[Start GIVEN DATA]

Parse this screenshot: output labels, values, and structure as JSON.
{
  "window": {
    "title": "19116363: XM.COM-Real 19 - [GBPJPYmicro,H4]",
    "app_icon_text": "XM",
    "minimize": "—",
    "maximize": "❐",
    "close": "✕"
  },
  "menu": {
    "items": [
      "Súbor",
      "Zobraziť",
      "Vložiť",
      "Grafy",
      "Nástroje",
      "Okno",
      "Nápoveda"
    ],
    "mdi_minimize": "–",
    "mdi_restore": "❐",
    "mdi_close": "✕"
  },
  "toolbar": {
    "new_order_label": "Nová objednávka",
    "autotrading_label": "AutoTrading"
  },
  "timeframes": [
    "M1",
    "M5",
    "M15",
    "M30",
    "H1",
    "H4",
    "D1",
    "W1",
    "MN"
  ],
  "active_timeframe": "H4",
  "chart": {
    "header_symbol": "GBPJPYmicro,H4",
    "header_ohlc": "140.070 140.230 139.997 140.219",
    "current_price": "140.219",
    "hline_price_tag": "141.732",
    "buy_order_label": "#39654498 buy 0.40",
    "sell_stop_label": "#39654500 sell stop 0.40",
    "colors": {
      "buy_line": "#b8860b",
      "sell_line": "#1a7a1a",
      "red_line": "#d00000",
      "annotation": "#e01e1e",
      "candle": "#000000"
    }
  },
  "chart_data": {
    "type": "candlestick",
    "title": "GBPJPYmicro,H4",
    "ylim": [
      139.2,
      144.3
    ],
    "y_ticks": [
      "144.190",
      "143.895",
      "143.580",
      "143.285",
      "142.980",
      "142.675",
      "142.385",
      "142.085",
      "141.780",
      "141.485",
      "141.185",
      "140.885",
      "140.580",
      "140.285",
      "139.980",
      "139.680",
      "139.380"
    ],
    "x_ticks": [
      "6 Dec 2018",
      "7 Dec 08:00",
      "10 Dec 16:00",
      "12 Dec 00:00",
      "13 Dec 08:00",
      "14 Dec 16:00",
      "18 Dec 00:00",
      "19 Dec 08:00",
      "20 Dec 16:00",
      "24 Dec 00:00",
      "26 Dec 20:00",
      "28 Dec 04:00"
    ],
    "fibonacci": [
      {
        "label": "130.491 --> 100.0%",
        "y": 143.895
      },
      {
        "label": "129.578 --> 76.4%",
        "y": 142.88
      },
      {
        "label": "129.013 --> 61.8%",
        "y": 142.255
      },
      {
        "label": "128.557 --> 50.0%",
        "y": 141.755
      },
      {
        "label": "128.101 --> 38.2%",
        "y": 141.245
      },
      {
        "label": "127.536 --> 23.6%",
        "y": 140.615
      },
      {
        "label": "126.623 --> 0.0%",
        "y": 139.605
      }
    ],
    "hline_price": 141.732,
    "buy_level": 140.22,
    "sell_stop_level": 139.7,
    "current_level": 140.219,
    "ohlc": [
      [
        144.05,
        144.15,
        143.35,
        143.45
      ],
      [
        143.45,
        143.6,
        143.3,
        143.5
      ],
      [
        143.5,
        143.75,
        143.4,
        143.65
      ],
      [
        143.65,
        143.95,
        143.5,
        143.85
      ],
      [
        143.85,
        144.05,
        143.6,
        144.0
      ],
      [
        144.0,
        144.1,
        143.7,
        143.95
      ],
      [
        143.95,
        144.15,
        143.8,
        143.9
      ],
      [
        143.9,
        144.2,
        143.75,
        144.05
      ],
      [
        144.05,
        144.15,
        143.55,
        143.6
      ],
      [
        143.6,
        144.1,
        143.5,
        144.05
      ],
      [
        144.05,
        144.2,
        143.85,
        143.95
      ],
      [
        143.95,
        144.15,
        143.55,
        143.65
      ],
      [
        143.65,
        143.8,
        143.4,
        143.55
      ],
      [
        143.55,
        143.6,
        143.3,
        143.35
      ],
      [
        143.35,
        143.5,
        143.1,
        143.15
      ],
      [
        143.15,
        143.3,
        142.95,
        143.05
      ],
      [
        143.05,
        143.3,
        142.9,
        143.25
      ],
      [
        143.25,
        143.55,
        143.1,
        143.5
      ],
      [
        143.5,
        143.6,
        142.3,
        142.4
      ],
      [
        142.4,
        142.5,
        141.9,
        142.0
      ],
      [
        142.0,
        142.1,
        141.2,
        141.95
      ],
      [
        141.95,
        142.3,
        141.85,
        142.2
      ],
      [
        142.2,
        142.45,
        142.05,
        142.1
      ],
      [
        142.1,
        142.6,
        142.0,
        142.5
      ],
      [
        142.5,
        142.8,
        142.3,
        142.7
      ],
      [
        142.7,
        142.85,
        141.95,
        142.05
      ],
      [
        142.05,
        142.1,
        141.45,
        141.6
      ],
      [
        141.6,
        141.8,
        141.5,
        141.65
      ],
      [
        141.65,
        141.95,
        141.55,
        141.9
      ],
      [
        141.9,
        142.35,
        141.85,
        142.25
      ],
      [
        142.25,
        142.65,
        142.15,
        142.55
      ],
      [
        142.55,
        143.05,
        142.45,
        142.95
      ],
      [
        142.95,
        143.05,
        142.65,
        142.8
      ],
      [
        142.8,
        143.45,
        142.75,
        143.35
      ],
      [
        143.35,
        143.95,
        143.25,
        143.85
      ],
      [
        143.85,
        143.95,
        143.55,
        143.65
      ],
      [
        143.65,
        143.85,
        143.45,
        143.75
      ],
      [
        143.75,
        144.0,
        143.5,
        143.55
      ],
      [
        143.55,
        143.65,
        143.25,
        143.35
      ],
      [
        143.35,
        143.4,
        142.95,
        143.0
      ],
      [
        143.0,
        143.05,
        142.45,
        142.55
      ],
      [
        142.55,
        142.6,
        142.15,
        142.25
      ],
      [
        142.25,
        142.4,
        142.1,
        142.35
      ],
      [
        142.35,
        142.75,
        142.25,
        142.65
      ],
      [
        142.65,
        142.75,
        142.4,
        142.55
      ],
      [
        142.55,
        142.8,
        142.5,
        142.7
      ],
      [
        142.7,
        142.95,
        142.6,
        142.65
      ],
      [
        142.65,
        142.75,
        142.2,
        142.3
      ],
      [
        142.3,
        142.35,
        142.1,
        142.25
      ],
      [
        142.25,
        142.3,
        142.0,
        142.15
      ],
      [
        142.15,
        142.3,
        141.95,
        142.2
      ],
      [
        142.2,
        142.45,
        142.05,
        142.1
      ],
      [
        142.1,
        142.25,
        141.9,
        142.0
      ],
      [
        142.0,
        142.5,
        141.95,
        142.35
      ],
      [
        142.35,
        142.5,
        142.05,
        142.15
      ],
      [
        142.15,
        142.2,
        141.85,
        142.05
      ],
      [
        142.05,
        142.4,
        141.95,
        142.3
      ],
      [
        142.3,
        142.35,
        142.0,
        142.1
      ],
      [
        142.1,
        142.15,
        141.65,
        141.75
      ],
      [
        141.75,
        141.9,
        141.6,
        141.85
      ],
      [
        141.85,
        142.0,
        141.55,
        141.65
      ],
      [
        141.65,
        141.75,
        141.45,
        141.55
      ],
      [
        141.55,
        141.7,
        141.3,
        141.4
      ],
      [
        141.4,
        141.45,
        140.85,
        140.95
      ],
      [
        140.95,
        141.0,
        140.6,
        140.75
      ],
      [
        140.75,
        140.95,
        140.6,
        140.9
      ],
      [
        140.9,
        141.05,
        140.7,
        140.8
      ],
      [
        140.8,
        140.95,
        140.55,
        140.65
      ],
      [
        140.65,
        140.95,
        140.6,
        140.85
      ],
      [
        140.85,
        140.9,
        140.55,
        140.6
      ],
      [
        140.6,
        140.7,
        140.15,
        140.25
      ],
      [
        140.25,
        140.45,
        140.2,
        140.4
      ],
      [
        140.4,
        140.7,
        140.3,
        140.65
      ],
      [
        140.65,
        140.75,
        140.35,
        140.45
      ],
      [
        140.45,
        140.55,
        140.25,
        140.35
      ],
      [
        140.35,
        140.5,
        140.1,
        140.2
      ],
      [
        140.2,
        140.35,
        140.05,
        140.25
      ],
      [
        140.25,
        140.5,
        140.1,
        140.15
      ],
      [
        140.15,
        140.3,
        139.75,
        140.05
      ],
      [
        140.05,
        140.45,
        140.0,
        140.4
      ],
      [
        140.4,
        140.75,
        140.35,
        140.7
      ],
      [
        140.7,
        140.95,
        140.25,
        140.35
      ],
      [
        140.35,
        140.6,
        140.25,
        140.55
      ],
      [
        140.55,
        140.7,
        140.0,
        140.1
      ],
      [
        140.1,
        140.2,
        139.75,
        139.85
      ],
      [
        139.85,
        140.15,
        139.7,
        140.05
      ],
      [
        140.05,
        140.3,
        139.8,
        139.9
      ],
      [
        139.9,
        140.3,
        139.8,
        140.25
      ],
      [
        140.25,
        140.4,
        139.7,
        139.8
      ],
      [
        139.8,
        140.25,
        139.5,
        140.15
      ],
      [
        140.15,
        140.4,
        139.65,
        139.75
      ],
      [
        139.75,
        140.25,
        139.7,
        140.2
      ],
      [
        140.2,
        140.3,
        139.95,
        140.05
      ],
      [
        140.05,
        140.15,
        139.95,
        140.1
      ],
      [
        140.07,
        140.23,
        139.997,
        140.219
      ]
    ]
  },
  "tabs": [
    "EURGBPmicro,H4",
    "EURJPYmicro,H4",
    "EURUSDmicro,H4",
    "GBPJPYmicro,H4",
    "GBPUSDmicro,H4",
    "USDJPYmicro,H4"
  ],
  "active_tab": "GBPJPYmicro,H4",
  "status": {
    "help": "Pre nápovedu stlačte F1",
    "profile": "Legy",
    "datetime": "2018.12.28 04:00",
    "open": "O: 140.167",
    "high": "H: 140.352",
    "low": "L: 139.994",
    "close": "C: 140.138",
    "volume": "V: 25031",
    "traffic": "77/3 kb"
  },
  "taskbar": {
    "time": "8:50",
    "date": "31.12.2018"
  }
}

[End GIVEN DATA]

• DIRECTIVE: Your task is to gather all lines from the entries above that hold the word "GBPJPYmicro".

• FINISHED TASK:
    "title": "19116363: XM.COM-Real 19 - [GBPJPYmicro,H4]",
    "header_symbol": "GBPJPYmicro,H4",
    "title": "GBPJPYmicro,H4",
    "GBPJPYmicro,H4",
  "active_tab": "GBPJPYmicro,H4",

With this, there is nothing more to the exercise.